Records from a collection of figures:
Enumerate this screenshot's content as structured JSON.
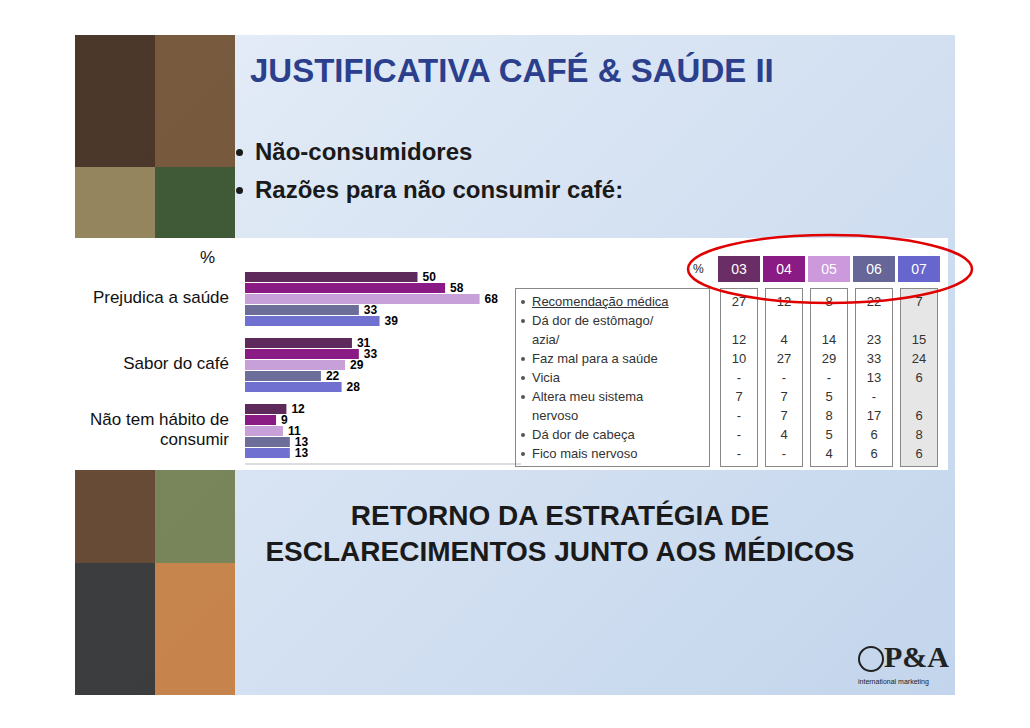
{
  "title": "JUSTIFICATIVA CAFÉ & SAÚDE II",
  "bullets": [
    "Não-consumidores",
    "Razões para não consumir café:"
  ],
  "chart_data": {
    "type": "bar",
    "orientation": "horizontal",
    "xlabel": "%",
    "categories": [
      "Prejudica a saúde",
      "Sabor do café",
      "Não tem hábito de consumir"
    ],
    "series": [
      {
        "name": "03",
        "color": "#5e2a5c",
        "values": [
          50,
          31,
          12
        ]
      },
      {
        "name": "04",
        "color": "#8a1a84",
        "values": [
          58,
          33,
          9
        ]
      },
      {
        "name": "05",
        "color": "#c79fd9",
        "values": [
          68,
          29,
          11
        ]
      },
      {
        "name": "06",
        "color": "#6d6d9a",
        "values": [
          33,
          22,
          13
        ]
      },
      {
        "name": "07",
        "color": "#7070d0",
        "values": [
          39,
          28,
          13
        ]
      }
    ],
    "xlim": [
      0,
      80
    ],
    "data_labels": true,
    "tick_labels": "y"
  },
  "table": {
    "corner": "%",
    "columns": [
      "03",
      "04",
      "05",
      "06",
      "07"
    ],
    "column_colors": [
      "#6b2d66",
      "#8a1a84",
      "#cc99dd",
      "#666699",
      "#6666cc"
    ],
    "rows": [
      {
        "label": "Recomendação médica",
        "bullet": true,
        "values": [
          27,
          12,
          8,
          22,
          7
        ]
      },
      {
        "label": "Dá dor de estômago/",
        "bullet": true,
        "values": [
          null,
          null,
          null,
          null,
          null
        ]
      },
      {
        "label": "azia/",
        "bullet": false,
        "values": [
          12,
          4,
          14,
          23,
          15
        ]
      },
      {
        "label": "Faz mal para a saúde",
        "bullet": true,
        "values": [
          10,
          27,
          29,
          33,
          24
        ]
      },
      {
        "label": "Vicia",
        "bullet": true,
        "values": [
          "-",
          "-",
          "-",
          13,
          6
        ]
      },
      {
        "label": "Altera meu sistema",
        "bullet": true,
        "values": [
          7,
          7,
          5,
          "-",
          null
        ]
      },
      {
        "label": "nervoso",
        "bullet": false,
        "values": [
          "-",
          7,
          8,
          17,
          6
        ]
      },
      {
        "label": "Dá dor de cabeça",
        "bullet": true,
        "values": [
          "-",
          4,
          5,
          6,
          8
        ]
      },
      {
        "label": "Fico mais nervoso",
        "bullet": true,
        "values": [
          "-",
          "-",
          4,
          6,
          6
        ]
      }
    ]
  },
  "conclusion": [
    "RETORNO DA ESTRATÉGIA DE",
    "ESCLARECIMENTOS JUNTO AOS MÉDICOS"
  ],
  "logo": {
    "text": "P&A",
    "subtitle": "international marketing"
  }
}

▶ **What is required**
Pull out every line in the material above where "name" occurs.

▶ **Correct response**
        "name": "03",
        "name": "04",
        "name": "05",
        "name": "06",
        "name": "07",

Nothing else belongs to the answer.